» Stated problem: Transcribe all of the material below word for word and leave out its pictures.

════

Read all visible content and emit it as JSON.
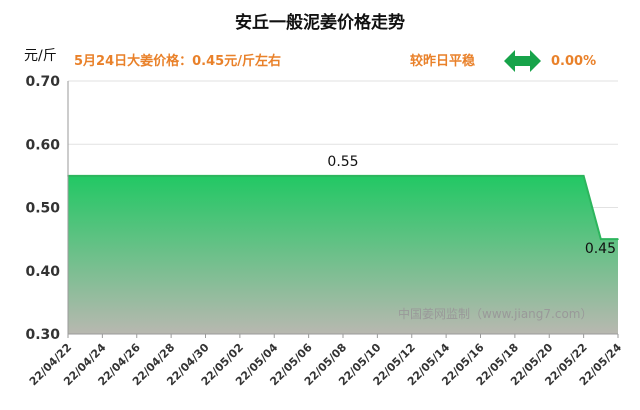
{
  "header": {
    "title": "安丘一般泥姜价格走势",
    "unit": "元/斤",
    "price_note": "5月24日大姜价格：0.45元/斤左右",
    "compare_label": "较昨日平稳",
    "change": "0.00%"
  },
  "watermark": "中国姜网监制（www.jiang7.com）",
  "colors": {
    "accent": "#e9812a",
    "area_top": "#22c864",
    "area_bottom": "#b8b8b0",
    "line": "#2db55d",
    "arrow": "#17a34a"
  },
  "chart_data": {
    "type": "area",
    "title": "安丘一般泥姜价格走势",
    "ylabel": "元/斤",
    "ylim": [
      0.3,
      0.7
    ],
    "yticks": [
      "0.30",
      "0.40",
      "0.50",
      "0.60",
      "0.70"
    ],
    "x_ticks": [
      "22/04/22",
      "22/04/24",
      "22/04/26",
      "22/04/28",
      "22/04/30",
      "22/05/02",
      "22/05/04",
      "22/05/06",
      "22/05/08",
      "22/05/10",
      "22/05/12",
      "22/05/14",
      "22/05/16",
      "22/05/18",
      "22/05/20",
      "22/05/22",
      "22/05/24"
    ],
    "x": [
      "22/04/22",
      "22/04/23",
      "22/04/24",
      "22/04/25",
      "22/04/26",
      "22/04/27",
      "22/04/28",
      "22/04/29",
      "22/04/30",
      "22/05/01",
      "22/05/02",
      "22/05/03",
      "22/05/04",
      "22/05/05",
      "22/05/06",
      "22/05/07",
      "22/05/08",
      "22/05/09",
      "22/05/10",
      "22/05/11",
      "22/05/12",
      "22/05/13",
      "22/05/14",
      "22/05/15",
      "22/05/16",
      "22/05/17",
      "22/05/18",
      "22/05/19",
      "22/05/20",
      "22/05/21",
      "22/05/22",
      "22/05/23",
      "22/05/24"
    ],
    "values": [
      0.55,
      0.55,
      0.55,
      0.55,
      0.55,
      0.55,
      0.55,
      0.55,
      0.55,
      0.55,
      0.55,
      0.55,
      0.55,
      0.55,
      0.55,
      0.55,
      0.55,
      0.55,
      0.55,
      0.55,
      0.55,
      0.55,
      0.55,
      0.55,
      0.55,
      0.55,
      0.55,
      0.55,
      0.55,
      0.55,
      0.55,
      0.45,
      0.45
    ],
    "data_labels": [
      {
        "x": "22/05/08",
        "text": "0.55"
      },
      {
        "x": "22/05/24",
        "text": "0.45"
      }
    ],
    "grid": true
  }
}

════

» Exercise result:
Read all visible content and emit it as JSON.
{
  "header": {
    "title": "安丘一般泥姜价格走势",
    "unit": "元/斤",
    "price_note": "5月24日大姜价格：0.45元/斤左右",
    "compare_label": "较昨日平稳",
    "change": "0.00%"
  },
  "watermark": "中国姜网监制（www.jiang7.com）",
  "colors": {
    "accent": "#e9812a",
    "area_top": "#22c864",
    "area_bottom": "#b8b8b0",
    "line": "#2db55d",
    "arrow": "#17a34a"
  },
  "chart_data": {
    "type": "area",
    "title": "安丘一般泥姜价格走势",
    "ylabel": "元/斤",
    "ylim": [
      0.3,
      0.7
    ],
    "yticks": [
      "0.30",
      "0.40",
      "0.50",
      "0.60",
      "0.70"
    ],
    "x_ticks": [
      "22/04/22",
      "22/04/24",
      "22/04/26",
      "22/04/28",
      "22/04/30",
      "22/05/02",
      "22/05/04",
      "22/05/06",
      "22/05/08",
      "22/05/10",
      "22/05/12",
      "22/05/14",
      "22/05/16",
      "22/05/18",
      "22/05/20",
      "22/05/22",
      "22/05/24"
    ],
    "x": [
      "22/04/22",
      "22/04/23",
      "22/04/24",
      "22/04/25",
      "22/04/26",
      "22/04/27",
      "22/04/28",
      "22/04/29",
      "22/04/30",
      "22/05/01",
      "22/05/02",
      "22/05/03",
      "22/05/04",
      "22/05/05",
      "22/05/06",
      "22/05/07",
      "22/05/08",
      "22/05/09",
      "22/05/10",
      "22/05/11",
      "22/05/12",
      "22/05/13",
      "22/05/14",
      "22/05/15",
      "22/05/16",
      "22/05/17",
      "22/05/18",
      "22/05/19",
      "22/05/20",
      "22/05/21",
      "22/05/22",
      "22/05/23",
      "22/05/24"
    ],
    "values": [
      0.55,
      0.55,
      0.55,
      0.55,
      0.55,
      0.55,
      0.55,
      0.55,
      0.55,
      0.55,
      0.55,
      0.55,
      0.55,
      0.55,
      0.55,
      0.55,
      0.55,
      0.55,
      0.55,
      0.55,
      0.55,
      0.55,
      0.55,
      0.55,
      0.55,
      0.55,
      0.55,
      0.55,
      0.55,
      0.55,
      0.55,
      0.45,
      0.45
    ],
    "data_labels": [
      {
        "x": "22/05/08",
        "text": "0.55"
      },
      {
        "x": "22/05/24",
        "text": "0.45"
      }
    ],
    "grid": true
  }
}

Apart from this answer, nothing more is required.